■ Requirement ■
Write the material out again in full, word for word. Do not include the pictures.
-- start Records shown --
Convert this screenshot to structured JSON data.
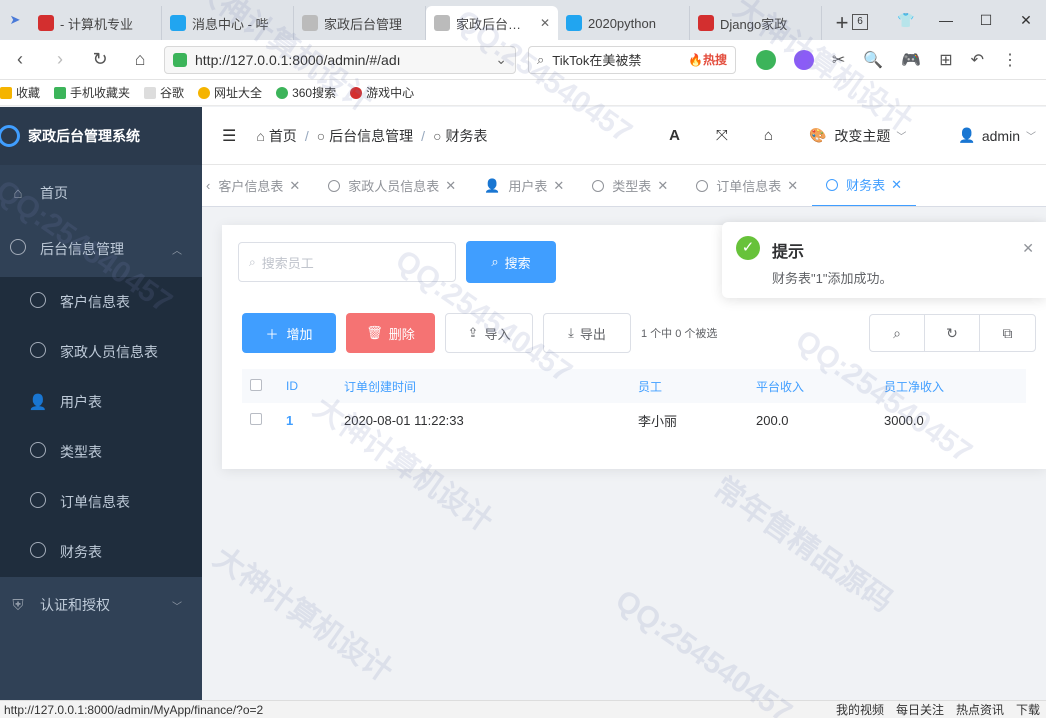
{
  "browser": {
    "tabs": [
      {
        "label": "- 计算机专业",
        "fav_color": "#d32f2f"
      },
      {
        "label": "消息中心 - 哔",
        "fav_color": "#21a5f0"
      },
      {
        "label": "家政后台管理",
        "fav_color": "#9e9e9e"
      },
      {
        "label": "家政后台管理",
        "fav_color": "#9e9e9e"
      },
      {
        "label": "2020python",
        "fav_color": "#21a5f0"
      },
      {
        "label": "Django家政",
        "fav_color": "#d32f2f"
      }
    ],
    "tab_badge": "6",
    "url": "http://127.0.0.1:8000/admin/#/adı",
    "search_text": "TikTok在美被禁",
    "search_hot": "🔥热搜",
    "bookmarks": [
      "收藏",
      "手机收藏夹",
      "谷歌",
      "网址大全",
      "360搜索",
      "游戏中心"
    ]
  },
  "sidebar": {
    "brand": "家政后台管理系统",
    "home": "首页",
    "group": "后台信息管理",
    "items": [
      "客户信息表",
      "家政人员信息表",
      "用户表",
      "类型表",
      "订单信息表",
      "财务表"
    ],
    "auth": "认证和授权"
  },
  "navbar": {
    "crumbs": [
      "首页",
      "后台信息管理",
      "财务表"
    ],
    "theme": "改变主题",
    "user": "admin"
  },
  "tags": [
    "客户信息表",
    "家政人员信息表",
    "用户表",
    "类型表",
    "订单信息表",
    "财务表"
  ],
  "search": {
    "placeholder": "搜索员工",
    "button": "搜索"
  },
  "ops": {
    "add": "增加",
    "delete": "删除",
    "import": "导入",
    "export": "导出",
    "selection": "1 个中 0 个被选"
  },
  "table": {
    "headers": [
      "ID",
      "订单创建时间",
      "员工",
      "平台收入",
      "员工净收入"
    ],
    "rows": [
      {
        "id": "1",
        "time": "2020-08-01 11:22:33",
        "staff": "李小丽",
        "platform": "200.0",
        "net": "3000.0"
      }
    ]
  },
  "notification": {
    "title": "提示",
    "message": "财务表\"1\"添加成功。"
  },
  "statusbar": {
    "url": "http://127.0.0.1:8000/admin/MyApp/finance/?o=2",
    "items": [
      "我的视频",
      "每日关注",
      "热点资讯",
      "下载"
    ]
  },
  "watermark": [
    "大神计算机设计",
    "QQ:254540457",
    "常年售精品源码"
  ]
}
-- end Records shown --
■ Answer ■
Convert this screenshot to structured JSON data.
{
  "browser": {
    "tabs": [
      {
        "label": "- 计算机专业",
        "fav_color": "#d32f2f"
      },
      {
        "label": "消息中心 - 哔",
        "fav_color": "#21a5f0"
      },
      {
        "label": "家政后台管理",
        "fav_color": "#9e9e9e"
      },
      {
        "label": "家政后台管理",
        "fav_color": "#9e9e9e"
      },
      {
        "label": "2020python",
        "fav_color": "#21a5f0"
      },
      {
        "label": "Django家政",
        "fav_color": "#d32f2f"
      }
    ],
    "tab_badge": "6",
    "url": "http://127.0.0.1:8000/admin/#/adı",
    "search_text": "TikTok在美被禁",
    "search_hot": "🔥热搜",
    "bookmarks": [
      "收藏",
      "手机收藏夹",
      "谷歌",
      "网址大全",
      "360搜索",
      "游戏中心"
    ]
  },
  "sidebar": {
    "brand": "家政后台管理系统",
    "home": "首页",
    "group": "后台信息管理",
    "items": [
      "客户信息表",
      "家政人员信息表",
      "用户表",
      "类型表",
      "订单信息表",
      "财务表"
    ],
    "auth": "认证和授权"
  },
  "navbar": {
    "crumbs": [
      "首页",
      "后台信息管理",
      "财务表"
    ],
    "theme": "改变主题",
    "user": "admin"
  },
  "tags": [
    "客户信息表",
    "家政人员信息表",
    "用户表",
    "类型表",
    "订单信息表",
    "财务表"
  ],
  "search": {
    "placeholder": "搜索员工",
    "button": "搜索"
  },
  "ops": {
    "add": "增加",
    "delete": "删除",
    "import": "导入",
    "export": "导出",
    "selection": "1 个中 0 个被选"
  },
  "table": {
    "headers": [
      "ID",
      "订单创建时间",
      "员工",
      "平台收入",
      "员工净收入"
    ],
    "rows": [
      {
        "id": "1",
        "time": "2020-08-01 11:22:33",
        "staff": "李小丽",
        "platform": "200.0",
        "net": "3000.0"
      }
    ]
  },
  "notification": {
    "title": "提示",
    "message": "财务表\"1\"添加成功。"
  },
  "statusbar": {
    "url": "http://127.0.0.1:8000/admin/MyApp/finance/?o=2",
    "items": [
      "我的视频",
      "每日关注",
      "热点资讯",
      "下载"
    ]
  },
  "watermark": [
    "大神计算机设计",
    "QQ:254540457",
    "常年售精品源码"
  ]
}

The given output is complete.